◆ **Task description**
Make an exact copy of all the entries, with the pictures left out.

——————

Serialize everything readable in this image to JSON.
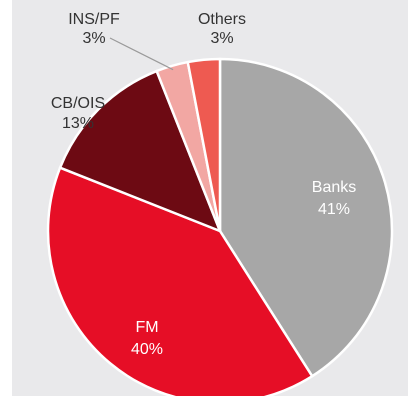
{
  "chart_data": {
    "type": "pie",
    "title": "",
    "start_angle_deg": 0,
    "direction": "clockwise",
    "slices": [
      {
        "label": "Banks",
        "value": 41,
        "display": "41%",
        "color": "#a7a7a7",
        "label_color": "#ffffff"
      },
      {
        "label": "FM",
        "value": 40,
        "display": "40%",
        "color": "#e60e26",
        "label_color": "#ffffff"
      },
      {
        "label": "CB/OIS",
        "value": 13,
        "display": "13%",
        "color": "#6d0a13",
        "label_color": "#333333"
      },
      {
        "label": "INS/PF",
        "value": 3,
        "display": "3%",
        "color": "#f2a7a3",
        "label_color": "#333333"
      },
      {
        "label": "Others",
        "value": 3,
        "display": "3%",
        "color": "#ee5a51",
        "label_color": "#333333"
      }
    ]
  }
}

——————

◆ **Finished answer**
Serialize everything readable in this image to JSON.
{
  "chart_data": {
    "type": "pie",
    "title": "",
    "start_angle_deg": 0,
    "direction": "clockwise",
    "slices": [
      {
        "label": "Banks",
        "value": 41,
        "display": "41%",
        "color": "#a7a7a7",
        "label_color": "#ffffff"
      },
      {
        "label": "FM",
        "value": 40,
        "display": "40%",
        "color": "#e60e26",
        "label_color": "#ffffff"
      },
      {
        "label": "CB/OIS",
        "value": 13,
        "display": "13%",
        "color": "#6d0a13",
        "label_color": "#333333"
      },
      {
        "label": "INS/PF",
        "value": 3,
        "display": "3%",
        "color": "#f2a7a3",
        "label_color": "#333333"
      },
      {
        "label": "Others",
        "value": 3,
        "display": "3%",
        "color": "#ee5a51",
        "label_color": "#333333"
      }
    ]
  }
}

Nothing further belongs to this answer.